-- start RECORDED INFORMATION --
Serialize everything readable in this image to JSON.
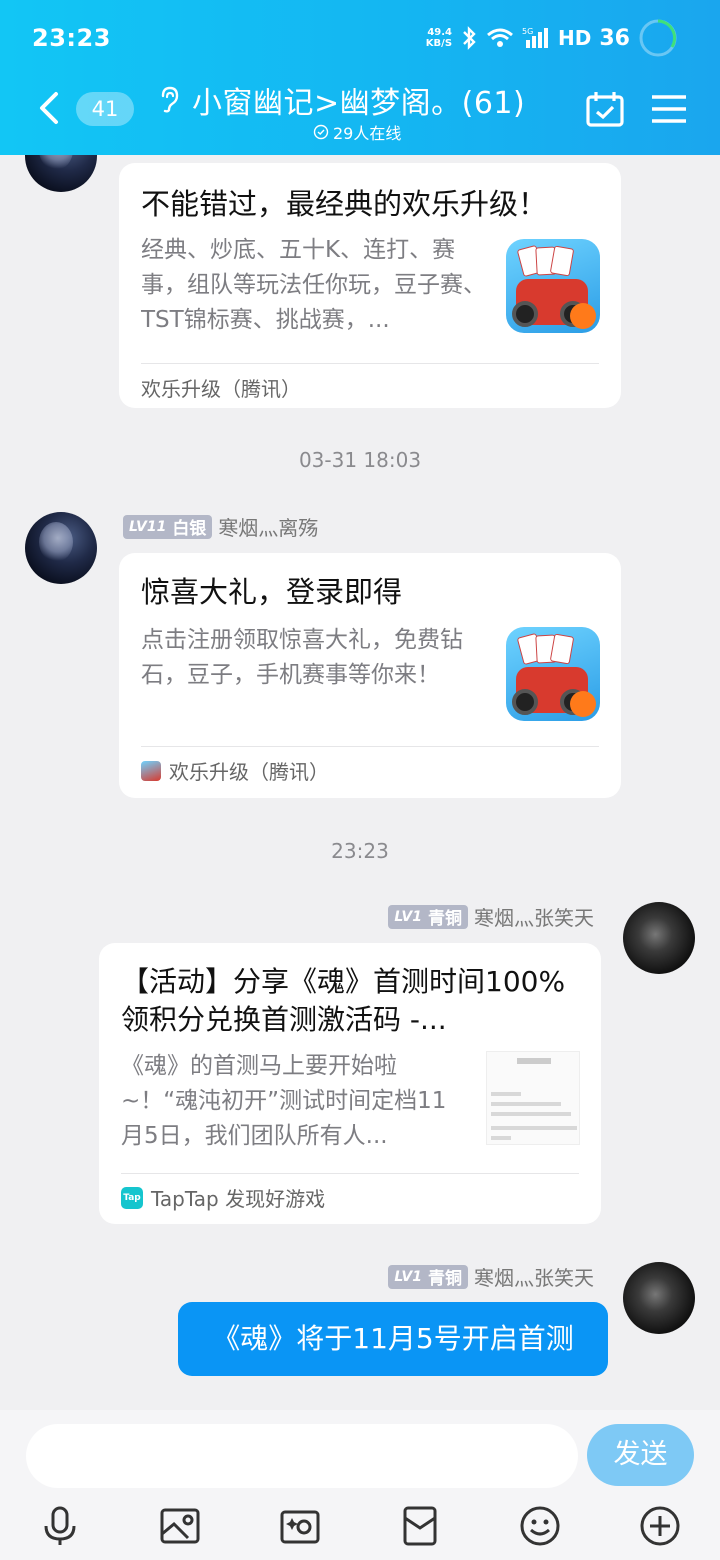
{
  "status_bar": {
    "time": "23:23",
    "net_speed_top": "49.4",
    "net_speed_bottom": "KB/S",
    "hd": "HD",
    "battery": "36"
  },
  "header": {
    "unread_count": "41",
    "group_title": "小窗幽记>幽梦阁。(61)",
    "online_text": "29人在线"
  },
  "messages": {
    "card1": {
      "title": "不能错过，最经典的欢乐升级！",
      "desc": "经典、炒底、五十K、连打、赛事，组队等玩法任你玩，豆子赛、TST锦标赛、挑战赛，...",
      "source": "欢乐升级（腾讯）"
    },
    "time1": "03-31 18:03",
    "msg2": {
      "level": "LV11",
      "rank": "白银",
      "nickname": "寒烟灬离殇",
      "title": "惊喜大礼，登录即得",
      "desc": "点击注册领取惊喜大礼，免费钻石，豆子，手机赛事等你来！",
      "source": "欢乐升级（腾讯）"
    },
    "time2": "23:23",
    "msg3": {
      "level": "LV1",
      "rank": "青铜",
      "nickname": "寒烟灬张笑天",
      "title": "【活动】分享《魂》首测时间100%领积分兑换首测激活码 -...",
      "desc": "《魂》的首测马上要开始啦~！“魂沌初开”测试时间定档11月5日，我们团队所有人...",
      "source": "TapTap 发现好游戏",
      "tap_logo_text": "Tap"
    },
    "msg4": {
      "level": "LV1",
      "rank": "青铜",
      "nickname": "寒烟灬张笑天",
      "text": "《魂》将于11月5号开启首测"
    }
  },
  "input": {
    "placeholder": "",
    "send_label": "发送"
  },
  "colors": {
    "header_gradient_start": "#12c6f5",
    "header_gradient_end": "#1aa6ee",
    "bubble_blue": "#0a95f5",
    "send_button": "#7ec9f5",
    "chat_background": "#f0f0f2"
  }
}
-- end RECORDED INFORMATION --
**WRITTEN INSTRUCTION**: Go through the entries above and output them exactly, without pictures.

**TASK RESPONSE**:
Serialize everything readable in this image to JSON.
{
  "status_bar": {
    "time": "23:23",
    "net_speed_top": "49.4",
    "net_speed_bottom": "KB/S",
    "hd": "HD",
    "battery": "36"
  },
  "header": {
    "unread_count": "41",
    "group_title": "小窗幽记>幽梦阁。(61)",
    "online_text": "29人在线"
  },
  "messages": {
    "card1": {
      "title": "不能错过，最经典的欢乐升级！",
      "desc": "经典、炒底、五十K、连打、赛事，组队等玩法任你玩，豆子赛、TST锦标赛、挑战赛，...",
      "source": "欢乐升级（腾讯）"
    },
    "time1": "03-31 18:03",
    "msg2": {
      "level": "LV11",
      "rank": "白银",
      "nickname": "寒烟灬离殇",
      "title": "惊喜大礼，登录即得",
      "desc": "点击注册领取惊喜大礼，免费钻石，豆子，手机赛事等你来！",
      "source": "欢乐升级（腾讯）"
    },
    "time2": "23:23",
    "msg3": {
      "level": "LV1",
      "rank": "青铜",
      "nickname": "寒烟灬张笑天",
      "title": "【活动】分享《魂》首测时间100%领积分兑换首测激活码 -...",
      "desc": "《魂》的首测马上要开始啦~！“魂沌初开”测试时间定档11月5日，我们团队所有人...",
      "source": "TapTap 发现好游戏",
      "tap_logo_text": "Tap"
    },
    "msg4": {
      "level": "LV1",
      "rank": "青铜",
      "nickname": "寒烟灬张笑天",
      "text": "《魂》将于11月5号开启首测"
    }
  },
  "input": {
    "placeholder": "",
    "send_label": "发送"
  },
  "colors": {
    "header_gradient_start": "#12c6f5",
    "header_gradient_end": "#1aa6ee",
    "bubble_blue": "#0a95f5",
    "send_button": "#7ec9f5",
    "chat_background": "#f0f0f2"
  }
}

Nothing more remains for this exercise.